> _Instruction_
Each entry below should be echoed exactly, with pictures omitted.

Dataset excerpts

## BEGIN

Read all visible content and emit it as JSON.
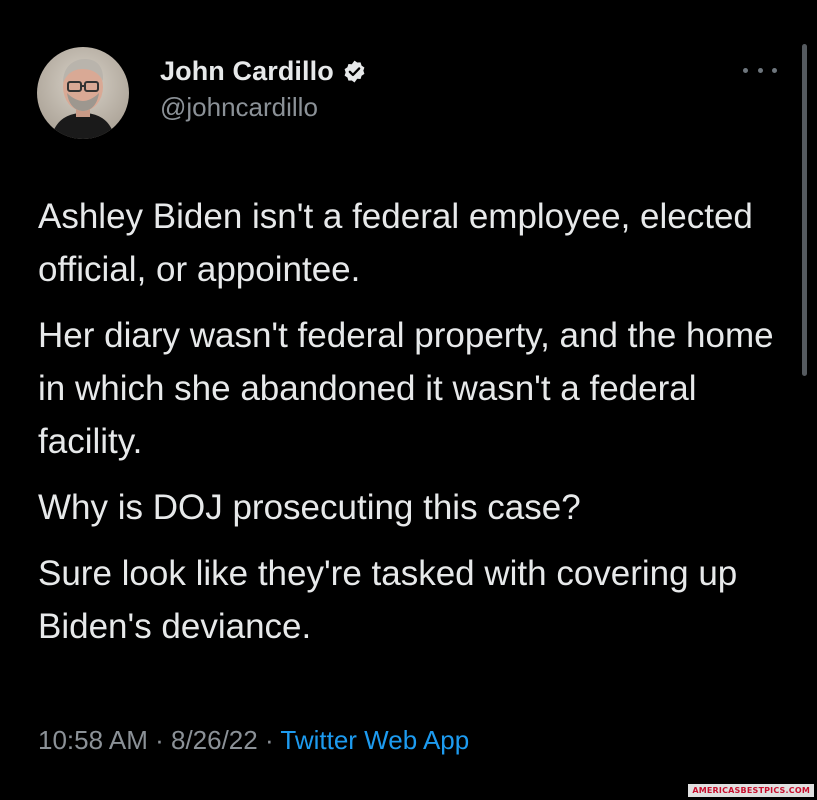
{
  "tweet": {
    "author": {
      "display_name": "John Cardillo",
      "handle": "@johncardillo",
      "verified": true,
      "verified_color": "#1d9bf0"
    },
    "more_icon": "more-horizontal-icon",
    "paragraphs": [
      "Ashley Biden isn't a federal employee, elected official, or appointee.",
      "Her diary wasn't federal property, and the home in which she abandoned it wasn't a federal facility.",
      "Why is DOJ prosecuting this case?",
      "Sure look like they're tasked with covering up Biden's deviance."
    ],
    "time": "10:58 AM",
    "date": "8/26/22",
    "separator": "·",
    "source": "Twitter Web App"
  },
  "watermark": {
    "text": "AMERICASBESTPICS.COM"
  },
  "colors": {
    "background": "#000000",
    "text": "#e7e9ea",
    "secondary": "#8b9197",
    "link": "#1d9bf0"
  }
}
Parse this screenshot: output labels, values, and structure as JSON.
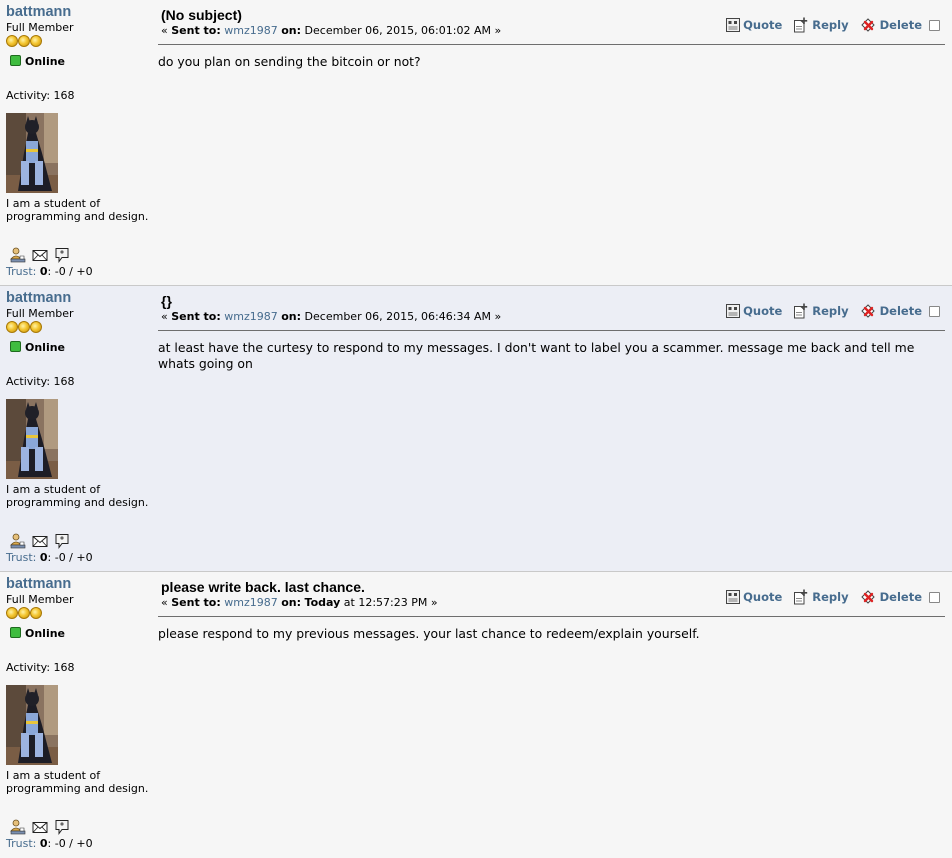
{
  "messages": [
    {
      "poster": {
        "username": "battmann",
        "rank": "Full Member",
        "status": "Online",
        "activity": "Activity: 168",
        "bio": "I am a student of programming and design.",
        "trust_label": "Trust:",
        "trust_score": "0",
        "trust_rest": ": -0 / +0"
      },
      "subject": "(No subject)",
      "meta": {
        "prefix": "« ",
        "sent_to_label": "Sent to:",
        "recipient": "wmz1987",
        "on_label": "on:",
        "date": "December 06, 2015, 06:01:02 AM",
        "suffix": " »"
      },
      "actions": {
        "quote": "Quote",
        "reply": "Reply",
        "delete": "Delete"
      },
      "body": "do you plan on sending the bitcoin or not?"
    },
    {
      "poster": {
        "username": "battmann",
        "rank": "Full Member",
        "status": "Online",
        "activity": "Activity: 168",
        "bio": "I am a student of programming and design.",
        "trust_label": "Trust:",
        "trust_score": "0",
        "trust_rest": ": -0 / +0"
      },
      "subject": "{}",
      "meta": {
        "prefix": "« ",
        "sent_to_label": "Sent to:",
        "recipient": "wmz1987",
        "on_label": "on:",
        "date": "December 06, 2015, 06:46:34 AM",
        "suffix": " »"
      },
      "actions": {
        "quote": "Quote",
        "reply": "Reply",
        "delete": "Delete"
      },
      "body": "at least have the curtesy to respond to my messages. I don't want to label you a scammer. message me back and tell me whats going on"
    },
    {
      "poster": {
        "username": "battmann",
        "rank": "Full Member",
        "status": "Online",
        "activity": "Activity: 168",
        "bio": "I am a student of programming and design.",
        "trust_label": "Trust:",
        "trust_score": "0",
        "trust_rest": ": -0 / +0"
      },
      "subject": "please write back. last chance.",
      "meta": {
        "prefix": "« ",
        "sent_to_label": "Sent to:",
        "recipient": "wmz1987",
        "on_label": "on:",
        "date_bold": "Today",
        "date": " at 12:57:23 PM",
        "suffix": " »"
      },
      "actions": {
        "quote": "Quote",
        "reply": "Reply",
        "delete": "Delete"
      },
      "body": "please respond to my previous messages. your last chance to redeem/explain yourself."
    }
  ],
  "icons": {
    "profile": [
      "profile-icon",
      "envelope-icon",
      "speech-bubble-icon"
    ],
    "actions": [
      "quote-icon",
      "reply-icon",
      "delete-icon"
    ]
  },
  "colors": {
    "link": "#476c8e",
    "row_alt": "#eceef5",
    "online": "#3fbc3f"
  }
}
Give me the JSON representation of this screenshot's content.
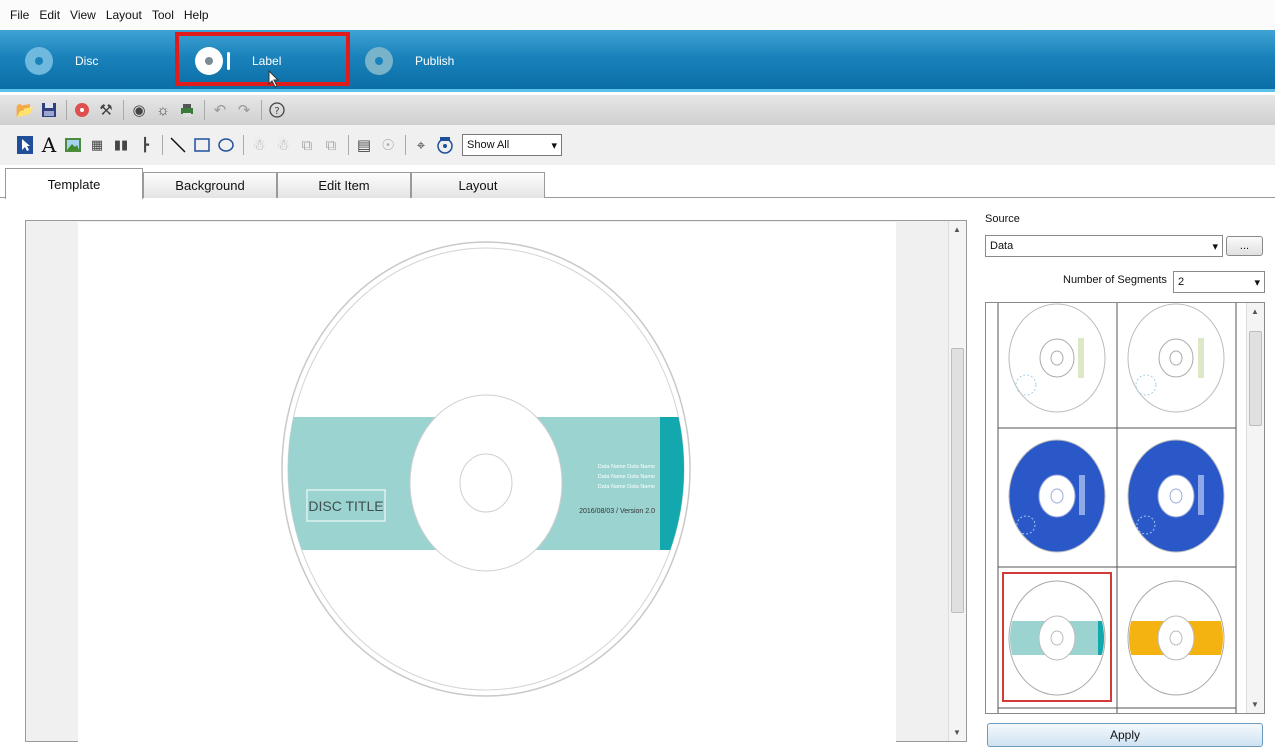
{
  "menu": [
    "File",
    "Edit",
    "View",
    "Layout",
    "Tool",
    "Help"
  ],
  "modes": {
    "disc": "Disc",
    "label": "Label",
    "publish": "Publish"
  },
  "toolbar": {
    "show_all": "Show All"
  },
  "tabs": [
    "Template",
    "Background",
    "Edit Item",
    "Layout"
  ],
  "disc": {
    "title": "DISC TITLE",
    "artists": [
      "Data Name Data Name",
      "Data Name Data Name",
      "Data Name Data Name"
    ],
    "date_version": "2016/08/03 / Version 2.0"
  },
  "panel": {
    "source_label": "Source",
    "source_value": "Data",
    "browse": "...",
    "segments_label": "Number of Segments",
    "segments_value": "2",
    "apply": "Apply"
  },
  "colors": {
    "accent": "#1a82bb",
    "band": "#9bd3d0",
    "band_edge": "#12a8ae",
    "blue": "#2a58c8",
    "yellow": "#f5b312",
    "highlight": "#e11a1a"
  }
}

## END

> _Result of this task_
Read all visible content and emit it as JSON.
{
  "tweet": {
    "author": {
      "display_name": "John Cardillo",
      "handle": "@johncardillo",
      "verified": true,
      "verified_color": "#1d9bf0"
    },
    "more_icon": "more-horizontal-icon",
    "paragraphs": [
      "Ashley Biden isn't a federal employee, elected official, or appointee.",
      "Her diary wasn't federal property, and the home in which she abandoned it wasn't a federal facility.",
      "Why is DOJ prosecuting this case?",
      "Sure look like they're tasked with covering up Biden's deviance."
    ],
    "time": "10:58 AM",
    "date": "8/26/22",
    "separator": "·",
    "source": "Twitter Web App"
  },
  "watermark": {
    "text": "AMERICASBESTPICS.COM"
  },
  "colors": {
    "background": "#000000",
    "text": "#e7e9ea",
    "secondary": "#8b9197",
    "link": "#1d9bf0"
  }
}
Parse this screenshot: output labels, values, and structure as JSON.
{
  "messages": [
    {
      "poster": {
        "username": "battmann",
        "rank": "Full Member",
        "status": "Online",
        "activity": "Activity: 168",
        "bio": "I am a student of programming and design.",
        "trust_label": "Trust:",
        "trust_score": "0",
        "trust_rest": ": -0 / +0"
      },
      "subject": "(No subject)",
      "meta": {
        "prefix": "« ",
        "sent_to_label": "Sent to:",
        "recipient": "wmz1987",
        "on_label": "on:",
        "date": "December 06, 2015, 06:01:02 AM",
        "suffix": " »"
      },
      "actions": {
        "quote": "Quote",
        "reply": "Reply",
        "delete": "Delete"
      },
      "body": "do you plan on sending the bitcoin or not?"
    },
    {
      "poster": {
        "username": "battmann",
        "rank": "Full Member",
        "status": "Online",
        "activity": "Activity: 168",
        "bio": "I am a student of programming and design.",
        "trust_label": "Trust:",
        "trust_score": "0",
        "trust_rest": ": -0 / +0"
      },
      "subject": "{}",
      "meta": {
        "prefix": "« ",
        "sent_to_label": "Sent to:",
        "recipient": "wmz1987",
        "on_label": "on:",
        "date": "December 06, 2015, 06:46:34 AM",
        "suffix": " »"
      },
      "actions": {
        "quote": "Quote",
        "reply": "Reply",
        "delete": "Delete"
      },
      "body": "at least have the curtesy to respond to my messages. I don't want to label you a scammer. message me back and tell me whats going on"
    },
    {
      "poster": {
        "username": "battmann",
        "rank": "Full Member",
        "status": "Online",
        "activity": "Activity: 168",
        "bio": "I am a student of programming and design.",
        "trust_label": "Trust:",
        "trust_score": "0",
        "trust_rest": ": -0 / +0"
      },
      "subject": "please write back. last chance.",
      "meta": {
        "prefix": "« ",
        "sent_to_label": "Sent to:",
        "recipient": "wmz1987",
        "on_label": "on:",
        "date_bold": "Today",
        "date": " at 12:57:23 PM",
        "suffix": " »"
      },
      "actions": {
        "quote": "Quote",
        "reply": "Reply",
        "delete": "Delete"
      },
      "body": "please respond to my previous messages. your last chance to redeem/explain yourself."
    }
  ],
  "icons": {
    "profile": [
      "profile-icon",
      "envelope-icon",
      "speech-bubble-icon"
    ],
    "actions": [
      "quote-icon",
      "reply-icon",
      "delete-icon"
    ]
  },
  "colors": {
    "link": "#476c8e",
    "row_alt": "#eceef5",
    "online": "#3fbc3f"
  }
}
Give me the JSON representation of this screenshot's content.
{
  "menu": [
    "File",
    "Edit",
    "View",
    "Layout",
    "Tool",
    "Help"
  ],
  "modes": {
    "disc": "Disc",
    "label": "Label",
    "publish": "Publish"
  },
  "toolbar": {
    "show_all": "Show All"
  },
  "tabs": [
    "Template",
    "Background",
    "Edit Item",
    "Layout"
  ],
  "disc": {
    "title": "DISC TITLE",
    "artists": [
      "Data Name Data Name",
      "Data Name Data Name",
      "Data Name Data Name"
    ],
    "date_version": "2016/08/03 / Version 2.0"
  },
  "panel": {
    "source_label": "Source",
    "source_value": "Data",
    "browse": "...",
    "segments_label": "Number of Segments",
    "segments_value": "2",
    "apply": "Apply"
  },
  "colors": {
    "accent": "#1a82bb",
    "band": "#9bd3d0",
    "band_edge": "#12a8ae",
    "blue": "#2a58c8",
    "yellow": "#f5b312",
    "highlight": "#e11a1a"
  }
}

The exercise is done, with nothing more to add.